■ WHAT IS NEEDED
Reproduce the listing exactly and skip over any pictures.

--- START ---

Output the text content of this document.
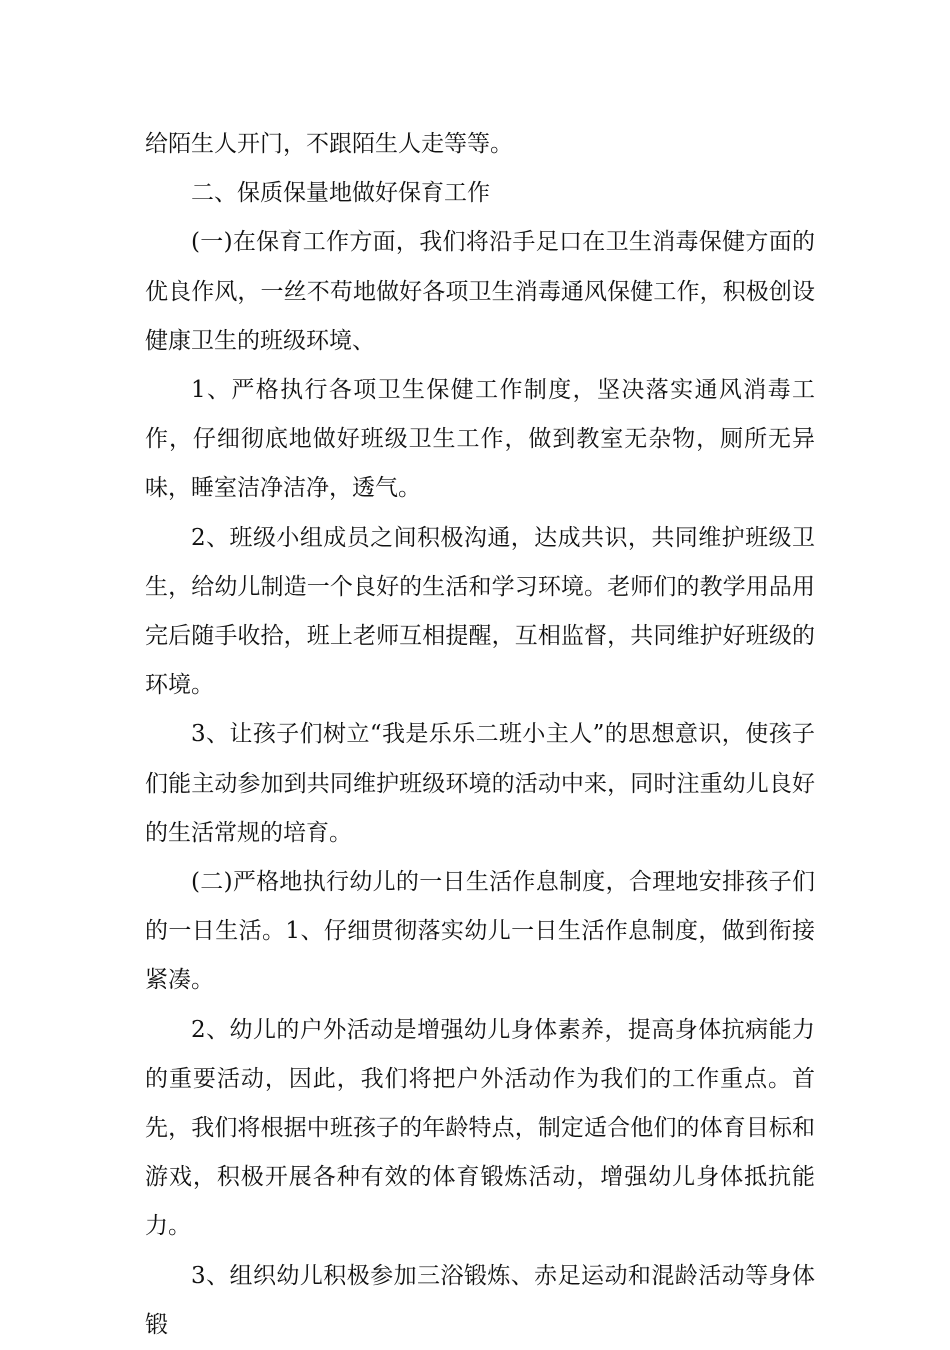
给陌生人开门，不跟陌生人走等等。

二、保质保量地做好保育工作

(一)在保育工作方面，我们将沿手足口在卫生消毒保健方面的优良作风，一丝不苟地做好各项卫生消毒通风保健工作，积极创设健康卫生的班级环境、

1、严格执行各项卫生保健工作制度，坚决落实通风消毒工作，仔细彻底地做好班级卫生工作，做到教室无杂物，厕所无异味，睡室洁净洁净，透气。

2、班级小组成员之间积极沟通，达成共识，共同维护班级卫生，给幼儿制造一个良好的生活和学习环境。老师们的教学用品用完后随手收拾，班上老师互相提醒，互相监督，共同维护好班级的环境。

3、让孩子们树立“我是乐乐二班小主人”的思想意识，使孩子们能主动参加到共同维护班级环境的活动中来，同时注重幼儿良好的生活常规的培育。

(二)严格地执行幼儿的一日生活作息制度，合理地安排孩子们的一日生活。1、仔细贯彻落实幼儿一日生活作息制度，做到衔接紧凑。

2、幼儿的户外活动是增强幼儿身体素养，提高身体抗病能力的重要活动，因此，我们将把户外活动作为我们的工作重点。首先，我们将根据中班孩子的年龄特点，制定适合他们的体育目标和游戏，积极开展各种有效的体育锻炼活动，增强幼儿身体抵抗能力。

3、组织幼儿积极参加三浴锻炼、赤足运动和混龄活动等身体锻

--- END ---

■ RESULT
Output the text content of this document.
给陌生人开门，不跟陌生人走等等。

二、保质保量地做好保育工作

(一)在保育工作方面，我们将沿手足口在卫生消毒保健方面的优良作风，一丝不苟地做好各项卫生消毒通风保健工作，积极创设健康卫生的班级环境、

1、严格执行各项卫生保健工作制度，坚决落实通风消毒工作，仔细彻底地做好班级卫生工作，做到教室无杂物，厕所无异味，睡室洁净洁净，透气。

2、班级小组成员之间积极沟通，达成共识，共同维护班级卫生，给幼儿制造一个良好的生活和学习环境。老师们的教学用品用完后随手收拾，班上老师互相提醒，互相监督，共同维护好班级的环境。

3、让孩子们树立“我是乐乐二班小主人”的思想意识，使孩子们能主动参加到共同维护班级环境的活动中来，同时注重幼儿良好的生活常规的培育。

(二)严格地执行幼儿的一日生活作息制度，合理地安排孩子们的一日生活。1、仔细贯彻落实幼儿一日生活作息制度，做到衔接紧凑。

2、幼儿的户外活动是增强幼儿身体素养，提高身体抗病能力的重要活动，因此，我们将把户外活动作为我们的工作重点。首先，我们将根据中班孩子的年龄特点，制定适合他们的体育目标和游戏，积极开展各种有效的体育锻炼活动，增强幼儿身体抵抗能力。

3、组织幼儿积极参加三浴锻炼、赤足运动和混龄活动等身体锻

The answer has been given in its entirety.